(Dataset entries on figures)
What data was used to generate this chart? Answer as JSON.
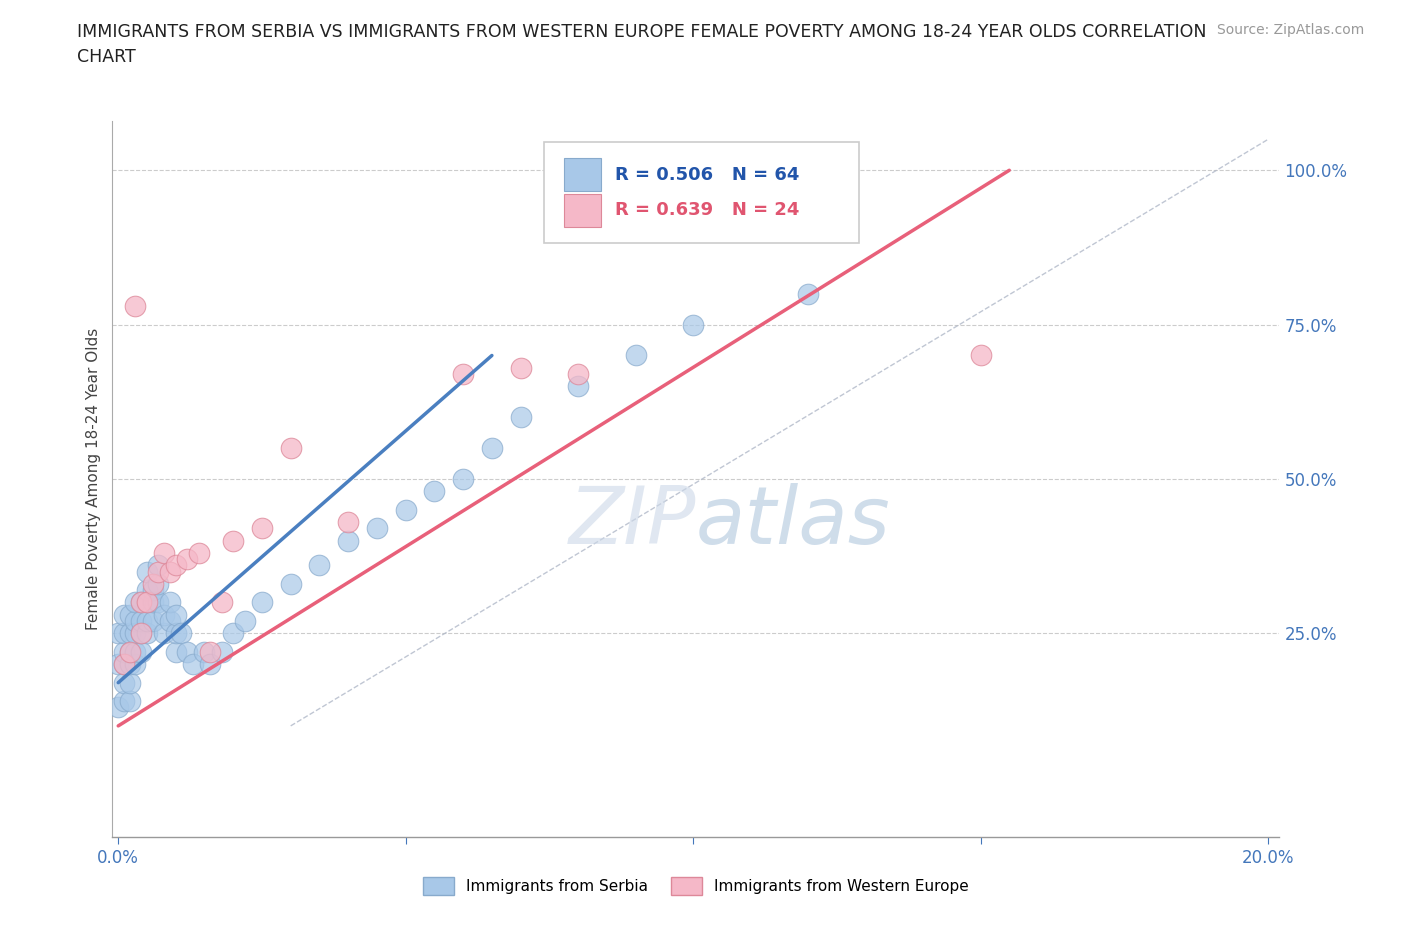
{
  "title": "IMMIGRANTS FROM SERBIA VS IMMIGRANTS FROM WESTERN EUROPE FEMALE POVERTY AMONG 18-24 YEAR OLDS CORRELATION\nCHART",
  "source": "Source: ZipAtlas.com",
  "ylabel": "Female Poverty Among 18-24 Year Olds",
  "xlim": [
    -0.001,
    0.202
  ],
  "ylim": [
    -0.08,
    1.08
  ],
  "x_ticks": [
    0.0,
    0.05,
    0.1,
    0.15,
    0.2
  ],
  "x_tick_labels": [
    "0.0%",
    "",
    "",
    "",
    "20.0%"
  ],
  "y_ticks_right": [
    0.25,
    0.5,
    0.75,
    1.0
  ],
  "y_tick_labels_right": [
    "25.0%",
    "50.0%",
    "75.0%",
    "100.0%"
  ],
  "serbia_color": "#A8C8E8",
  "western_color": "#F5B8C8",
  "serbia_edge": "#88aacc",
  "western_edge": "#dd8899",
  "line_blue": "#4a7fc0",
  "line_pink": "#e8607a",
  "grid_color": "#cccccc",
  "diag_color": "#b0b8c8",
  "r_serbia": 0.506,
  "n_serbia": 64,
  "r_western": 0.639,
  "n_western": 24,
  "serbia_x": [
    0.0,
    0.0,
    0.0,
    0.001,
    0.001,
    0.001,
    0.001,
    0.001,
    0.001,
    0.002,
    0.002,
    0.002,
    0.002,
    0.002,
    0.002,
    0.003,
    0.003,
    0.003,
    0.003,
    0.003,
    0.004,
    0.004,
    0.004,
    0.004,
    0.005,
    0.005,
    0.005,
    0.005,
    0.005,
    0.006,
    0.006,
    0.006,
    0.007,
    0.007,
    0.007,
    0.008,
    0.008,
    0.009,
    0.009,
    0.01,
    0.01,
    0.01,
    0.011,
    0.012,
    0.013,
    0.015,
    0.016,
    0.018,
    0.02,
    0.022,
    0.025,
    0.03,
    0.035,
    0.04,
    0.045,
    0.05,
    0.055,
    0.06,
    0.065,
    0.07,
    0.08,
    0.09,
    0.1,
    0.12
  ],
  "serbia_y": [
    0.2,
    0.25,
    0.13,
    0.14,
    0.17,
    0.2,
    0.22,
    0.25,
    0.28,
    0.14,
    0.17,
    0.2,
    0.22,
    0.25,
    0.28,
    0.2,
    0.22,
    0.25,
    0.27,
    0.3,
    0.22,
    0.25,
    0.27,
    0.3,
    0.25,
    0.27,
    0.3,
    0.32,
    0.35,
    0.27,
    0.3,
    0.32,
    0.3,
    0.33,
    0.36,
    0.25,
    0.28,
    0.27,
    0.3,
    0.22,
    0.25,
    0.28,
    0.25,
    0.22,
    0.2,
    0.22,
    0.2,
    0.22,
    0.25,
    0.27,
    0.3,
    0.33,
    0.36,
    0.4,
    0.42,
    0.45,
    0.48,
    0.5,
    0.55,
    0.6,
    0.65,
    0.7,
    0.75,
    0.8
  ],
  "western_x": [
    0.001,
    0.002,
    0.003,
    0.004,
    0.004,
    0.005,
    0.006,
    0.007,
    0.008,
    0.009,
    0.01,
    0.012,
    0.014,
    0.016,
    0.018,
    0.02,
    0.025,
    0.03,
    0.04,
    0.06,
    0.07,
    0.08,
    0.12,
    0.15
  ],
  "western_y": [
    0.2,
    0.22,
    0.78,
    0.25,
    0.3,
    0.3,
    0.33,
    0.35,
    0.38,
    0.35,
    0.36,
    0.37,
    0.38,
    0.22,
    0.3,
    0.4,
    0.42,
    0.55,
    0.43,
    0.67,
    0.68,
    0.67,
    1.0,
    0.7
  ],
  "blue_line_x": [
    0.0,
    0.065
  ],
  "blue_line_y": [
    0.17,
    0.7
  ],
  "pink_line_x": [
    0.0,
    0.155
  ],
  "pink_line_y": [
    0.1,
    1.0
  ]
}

--

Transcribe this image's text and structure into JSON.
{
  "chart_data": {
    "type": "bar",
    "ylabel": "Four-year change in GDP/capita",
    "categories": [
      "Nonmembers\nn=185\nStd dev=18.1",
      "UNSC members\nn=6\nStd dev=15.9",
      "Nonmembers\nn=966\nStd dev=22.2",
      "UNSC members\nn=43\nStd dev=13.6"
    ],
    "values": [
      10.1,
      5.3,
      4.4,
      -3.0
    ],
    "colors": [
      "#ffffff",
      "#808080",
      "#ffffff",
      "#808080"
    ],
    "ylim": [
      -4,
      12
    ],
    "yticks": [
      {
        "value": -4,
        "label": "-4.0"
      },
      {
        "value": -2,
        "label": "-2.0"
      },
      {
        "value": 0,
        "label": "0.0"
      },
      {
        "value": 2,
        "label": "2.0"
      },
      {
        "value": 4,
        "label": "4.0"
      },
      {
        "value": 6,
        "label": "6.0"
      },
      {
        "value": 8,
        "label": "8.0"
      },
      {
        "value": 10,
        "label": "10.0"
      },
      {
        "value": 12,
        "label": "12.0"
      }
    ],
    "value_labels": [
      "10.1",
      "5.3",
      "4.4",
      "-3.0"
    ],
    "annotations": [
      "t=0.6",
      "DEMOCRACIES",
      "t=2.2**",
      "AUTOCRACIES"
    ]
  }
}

* _Task requirements_
Copy out all lines from the material above that contain the string "nStd".

* _Answer for the task_
      "Nonmembers\nn=185\nStd dev=18.1",
      "UNSC members\nn=6\nStd dev=15.9",
      "Nonmembers\nn=966\nStd dev=22.2",
      "UNSC members\nn=43\nStd dev=13.6"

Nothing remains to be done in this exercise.